■ Work instructions: Print every entry exactly as written.

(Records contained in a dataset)
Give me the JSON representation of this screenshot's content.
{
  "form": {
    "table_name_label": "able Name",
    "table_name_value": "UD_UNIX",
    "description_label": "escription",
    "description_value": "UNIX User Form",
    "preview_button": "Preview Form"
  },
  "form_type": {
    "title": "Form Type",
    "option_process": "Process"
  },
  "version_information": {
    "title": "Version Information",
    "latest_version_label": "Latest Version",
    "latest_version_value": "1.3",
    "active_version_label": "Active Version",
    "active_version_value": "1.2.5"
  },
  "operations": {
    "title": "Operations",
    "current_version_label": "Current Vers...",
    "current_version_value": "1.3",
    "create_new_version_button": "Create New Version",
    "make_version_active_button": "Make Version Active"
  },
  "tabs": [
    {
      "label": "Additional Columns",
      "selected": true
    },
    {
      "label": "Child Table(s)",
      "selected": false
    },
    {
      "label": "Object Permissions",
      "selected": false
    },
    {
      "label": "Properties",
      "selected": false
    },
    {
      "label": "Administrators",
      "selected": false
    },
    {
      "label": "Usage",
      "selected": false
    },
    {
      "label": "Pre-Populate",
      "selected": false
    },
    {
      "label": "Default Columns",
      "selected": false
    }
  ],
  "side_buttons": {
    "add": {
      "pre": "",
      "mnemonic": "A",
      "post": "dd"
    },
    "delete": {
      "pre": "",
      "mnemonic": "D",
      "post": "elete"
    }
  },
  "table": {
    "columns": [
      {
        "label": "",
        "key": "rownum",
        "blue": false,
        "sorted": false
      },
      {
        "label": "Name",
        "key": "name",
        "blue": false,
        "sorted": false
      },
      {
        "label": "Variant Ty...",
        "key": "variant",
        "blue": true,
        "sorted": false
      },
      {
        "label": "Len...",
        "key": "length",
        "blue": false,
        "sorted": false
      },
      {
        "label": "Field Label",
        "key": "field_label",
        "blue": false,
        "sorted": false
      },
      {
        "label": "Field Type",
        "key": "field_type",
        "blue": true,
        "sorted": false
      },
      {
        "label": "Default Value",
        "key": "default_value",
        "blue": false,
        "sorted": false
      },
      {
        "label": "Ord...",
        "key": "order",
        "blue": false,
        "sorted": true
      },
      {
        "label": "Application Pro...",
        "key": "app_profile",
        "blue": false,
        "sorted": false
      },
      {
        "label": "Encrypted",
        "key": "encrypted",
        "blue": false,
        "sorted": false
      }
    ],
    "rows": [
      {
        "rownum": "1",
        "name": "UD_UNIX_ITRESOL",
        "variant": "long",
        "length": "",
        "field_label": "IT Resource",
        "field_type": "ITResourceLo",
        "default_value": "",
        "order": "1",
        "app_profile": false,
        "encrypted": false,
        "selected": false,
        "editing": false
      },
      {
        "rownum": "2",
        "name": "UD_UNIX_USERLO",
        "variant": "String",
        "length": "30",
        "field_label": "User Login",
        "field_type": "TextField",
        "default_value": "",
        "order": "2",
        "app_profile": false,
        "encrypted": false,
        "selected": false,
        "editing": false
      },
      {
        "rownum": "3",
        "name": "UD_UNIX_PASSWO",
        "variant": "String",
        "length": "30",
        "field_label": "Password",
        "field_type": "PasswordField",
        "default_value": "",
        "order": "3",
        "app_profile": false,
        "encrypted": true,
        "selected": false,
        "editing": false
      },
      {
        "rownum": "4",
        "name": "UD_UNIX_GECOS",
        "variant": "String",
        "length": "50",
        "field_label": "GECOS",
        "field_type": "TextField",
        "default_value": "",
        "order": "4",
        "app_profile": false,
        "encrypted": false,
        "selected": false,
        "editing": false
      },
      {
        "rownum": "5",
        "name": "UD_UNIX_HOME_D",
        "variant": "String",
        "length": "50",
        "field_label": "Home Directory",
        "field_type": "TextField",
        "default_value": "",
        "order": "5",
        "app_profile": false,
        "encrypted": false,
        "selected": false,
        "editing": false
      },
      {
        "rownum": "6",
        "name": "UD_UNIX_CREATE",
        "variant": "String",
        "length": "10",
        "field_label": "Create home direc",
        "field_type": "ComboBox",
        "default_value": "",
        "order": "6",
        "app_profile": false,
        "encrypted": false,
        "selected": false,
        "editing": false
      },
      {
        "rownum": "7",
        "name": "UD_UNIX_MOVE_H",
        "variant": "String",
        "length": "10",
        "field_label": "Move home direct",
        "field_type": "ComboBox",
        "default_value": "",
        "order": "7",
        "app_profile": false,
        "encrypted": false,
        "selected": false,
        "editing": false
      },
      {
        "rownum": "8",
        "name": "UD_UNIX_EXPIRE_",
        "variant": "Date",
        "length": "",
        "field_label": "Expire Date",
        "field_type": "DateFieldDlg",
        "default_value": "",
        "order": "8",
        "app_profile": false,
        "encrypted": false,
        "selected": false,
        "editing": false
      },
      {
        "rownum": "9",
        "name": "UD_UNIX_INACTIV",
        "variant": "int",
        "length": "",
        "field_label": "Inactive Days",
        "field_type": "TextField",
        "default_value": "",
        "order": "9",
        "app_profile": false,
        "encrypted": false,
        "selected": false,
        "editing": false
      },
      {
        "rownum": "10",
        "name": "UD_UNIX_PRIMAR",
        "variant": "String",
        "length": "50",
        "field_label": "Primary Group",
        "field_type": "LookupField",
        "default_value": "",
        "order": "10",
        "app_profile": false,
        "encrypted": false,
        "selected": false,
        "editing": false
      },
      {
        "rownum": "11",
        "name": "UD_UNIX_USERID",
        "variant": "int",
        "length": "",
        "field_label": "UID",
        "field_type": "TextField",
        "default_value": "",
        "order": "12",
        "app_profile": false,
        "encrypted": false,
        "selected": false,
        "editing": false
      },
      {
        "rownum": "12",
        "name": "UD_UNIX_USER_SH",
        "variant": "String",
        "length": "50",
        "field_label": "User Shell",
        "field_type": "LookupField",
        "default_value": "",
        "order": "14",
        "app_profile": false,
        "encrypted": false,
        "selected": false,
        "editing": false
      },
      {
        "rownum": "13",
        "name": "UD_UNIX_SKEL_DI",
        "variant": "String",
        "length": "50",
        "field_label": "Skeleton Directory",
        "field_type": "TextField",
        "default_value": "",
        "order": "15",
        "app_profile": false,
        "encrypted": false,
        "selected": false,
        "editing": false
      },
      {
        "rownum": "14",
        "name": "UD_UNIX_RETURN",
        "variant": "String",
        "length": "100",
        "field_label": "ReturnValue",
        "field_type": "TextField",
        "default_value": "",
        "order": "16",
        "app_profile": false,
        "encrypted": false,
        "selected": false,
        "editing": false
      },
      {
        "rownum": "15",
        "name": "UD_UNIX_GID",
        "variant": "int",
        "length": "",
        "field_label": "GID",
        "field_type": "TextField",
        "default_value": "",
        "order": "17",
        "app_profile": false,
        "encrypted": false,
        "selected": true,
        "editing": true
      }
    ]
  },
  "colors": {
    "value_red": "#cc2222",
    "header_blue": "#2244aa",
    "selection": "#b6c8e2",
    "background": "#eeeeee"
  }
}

■ Finished exercise:
Give me the JSON representation of this screenshot's content.
{
  "form": {
    "table_name_label": "able Name",
    "table_name_value": "UD_UNIX",
    "description_label": "escription",
    "description_value": "UNIX User Form",
    "preview_button": "Preview Form"
  },
  "form_type": {
    "title": "Form Type",
    "option_process": "Process"
  },
  "version_information": {
    "title": "Version Information",
    "latest_version_label": "Latest Version",
    "latest_version_value": "1.3",
    "active_version_label": "Active Version",
    "active_version_value": "1.2.5"
  },
  "operations": {
    "title": "Operations",
    "current_version_label": "Current Vers...",
    "current_version_value": "1.3",
    "create_new_version_button": "Create New Version",
    "make_version_active_button": "Make Version Active"
  },
  "tabs": [
    {
      "label": "Additional Columns",
      "selected": true
    },
    {
      "label": "Child Table(s)",
      "selected": false
    },
    {
      "label": "Object Permissions",
      "selected": false
    },
    {
      "label": "Properties",
      "selected": false
    },
    {
      "label": "Administrators",
      "selected": false
    },
    {
      "label": "Usage",
      "selected": false
    },
    {
      "label": "Pre-Populate",
      "selected": false
    },
    {
      "label": "Default Columns",
      "selected": false
    }
  ],
  "side_buttons": {
    "add": {
      "pre": "",
      "mnemonic": "A",
      "post": "dd"
    },
    "delete": {
      "pre": "",
      "mnemonic": "D",
      "post": "elete"
    }
  },
  "table": {
    "columns": [
      {
        "label": "",
        "key": "rownum",
        "blue": false,
        "sorted": false
      },
      {
        "label": "Name",
        "key": "name",
        "blue": false,
        "sorted": false
      },
      {
        "label": "Variant Ty...",
        "key": "variant",
        "blue": true,
        "sorted": false
      },
      {
        "label": "Len...",
        "key": "length",
        "blue": false,
        "sorted": false
      },
      {
        "label": "Field Label",
        "key": "field_label",
        "blue": false,
        "sorted": false
      },
      {
        "label": "Field Type",
        "key": "field_type",
        "blue": true,
        "sorted": false
      },
      {
        "label": "Default Value",
        "key": "default_value",
        "blue": false,
        "sorted": false
      },
      {
        "label": "Ord...",
        "key": "order",
        "blue": false,
        "sorted": true
      },
      {
        "label": "Application Pro...",
        "key": "app_profile",
        "blue": false,
        "sorted": false
      },
      {
        "label": "Encrypted",
        "key": "encrypted",
        "blue": false,
        "sorted": false
      }
    ],
    "rows": [
      {
        "rownum": "1",
        "name": "UD_UNIX_ITRESOL",
        "variant": "long",
        "length": "",
        "field_label": "IT Resource",
        "field_type": "ITResourceLo",
        "default_value": "",
        "order": "1",
        "app_profile": false,
        "encrypted": false,
        "selected": false,
        "editing": false
      },
      {
        "rownum": "2",
        "name": "UD_UNIX_USERLO",
        "variant": "String",
        "length": "30",
        "field_label": "User Login",
        "field_type": "TextField",
        "default_value": "",
        "order": "2",
        "app_profile": false,
        "encrypted": false,
        "selected": false,
        "editing": false
      },
      {
        "rownum": "3",
        "name": "UD_UNIX_PASSWO",
        "variant": "String",
        "length": "30",
        "field_label": "Password",
        "field_type": "PasswordField",
        "default_value": "",
        "order": "3",
        "app_profile": false,
        "encrypted": true,
        "selected": false,
        "editing": false
      },
      {
        "rownum": "4",
        "name": "UD_UNIX_GECOS",
        "variant": "String",
        "length": "50",
        "field_label": "GECOS",
        "field_type": "TextField",
        "default_value": "",
        "order": "4",
        "app_profile": false,
        "encrypted": false,
        "selected": false,
        "editing": false
      },
      {
        "rownum": "5",
        "name": "UD_UNIX_HOME_D",
        "variant": "String",
        "length": "50",
        "field_label": "Home Directory",
        "field_type": "TextField",
        "default_value": "",
        "order": "5",
        "app_profile": false,
        "encrypted": false,
        "selected": false,
        "editing": false
      },
      {
        "rownum": "6",
        "name": "UD_UNIX_CREATE",
        "variant": "String",
        "length": "10",
        "field_label": "Create home direc",
        "field_type": "ComboBox",
        "default_value": "",
        "order": "6",
        "app_profile": false,
        "encrypted": false,
        "selected": false,
        "editing": false
      },
      {
        "rownum": "7",
        "name": "UD_UNIX_MOVE_H",
        "variant": "String",
        "length": "10",
        "field_label": "Move home direct",
        "field_type": "ComboBox",
        "default_value": "",
        "order": "7",
        "app_profile": false,
        "encrypted": false,
        "selected": false,
        "editing": false
      },
      {
        "rownum": "8",
        "name": "UD_UNIX_EXPIRE_",
        "variant": "Date",
        "length": "",
        "field_label": "Expire Date",
        "field_type": "DateFieldDlg",
        "default_value": "",
        "order": "8",
        "app_profile": false,
        "encrypted": false,
        "selected": false,
        "editing": false
      },
      {
        "rownum": "9",
        "name": "UD_UNIX_INACTIV",
        "variant": "int",
        "length": "",
        "field_label": "Inactive Days",
        "field_type": "TextField",
        "default_value": "",
        "order": "9",
        "app_profile": false,
        "encrypted": false,
        "selected": false,
        "editing": false
      },
      {
        "rownum": "10",
        "name": "UD_UNIX_PRIMAR",
        "variant": "String",
        "length": "50",
        "field_label": "Primary Group",
        "field_type": "LookupField",
        "default_value": "",
        "order": "10",
        "app_profile": false,
        "encrypted": false,
        "selected": false,
        "editing": false
      },
      {
        "rownum": "11",
        "name": "UD_UNIX_USERID",
        "variant": "int",
        "length": "",
        "field_label": "UID",
        "field_type": "TextField",
        "default_value": "",
        "order": "12",
        "app_profile": false,
        "encrypted": false,
        "selected": false,
        "editing": false
      },
      {
        "rownum": "12",
        "name": "UD_UNIX_USER_SH",
        "variant": "String",
        "length": "50",
        "field_label": "User Shell",
        "field_type": "LookupField",
        "default_value": "",
        "order": "14",
        "app_profile": false,
        "encrypted": false,
        "selected": false,
        "editing": false
      },
      {
        "rownum": "13",
        "name": "UD_UNIX_SKEL_DI",
        "variant": "String",
        "length": "50",
        "field_label": "Skeleton Directory",
        "field_type": "TextField",
        "default_value": "",
        "order": "15",
        "app_profile": false,
        "encrypted": false,
        "selected": false,
        "editing": false
      },
      {
        "rownum": "14",
        "name": "UD_UNIX_RETURN",
        "variant": "String",
        "length": "100",
        "field_label": "ReturnValue",
        "field_type": "TextField",
        "default_value": "",
        "order": "16",
        "app_profile": false,
        "encrypted": false,
        "selected": false,
        "editing": false
      },
      {
        "rownum": "15",
        "name": "UD_UNIX_GID",
        "variant": "int",
        "length": "",
        "field_label": "GID",
        "field_type": "TextField",
        "default_value": "",
        "order": "17",
        "app_profile": false,
        "encrypted": false,
        "selected": true,
        "editing": true
      }
    ]
  },
  "colors": {
    "value_red": "#cc2222",
    "header_blue": "#2244aa",
    "selection": "#b6c8e2",
    "background": "#eeeeee"
  }
}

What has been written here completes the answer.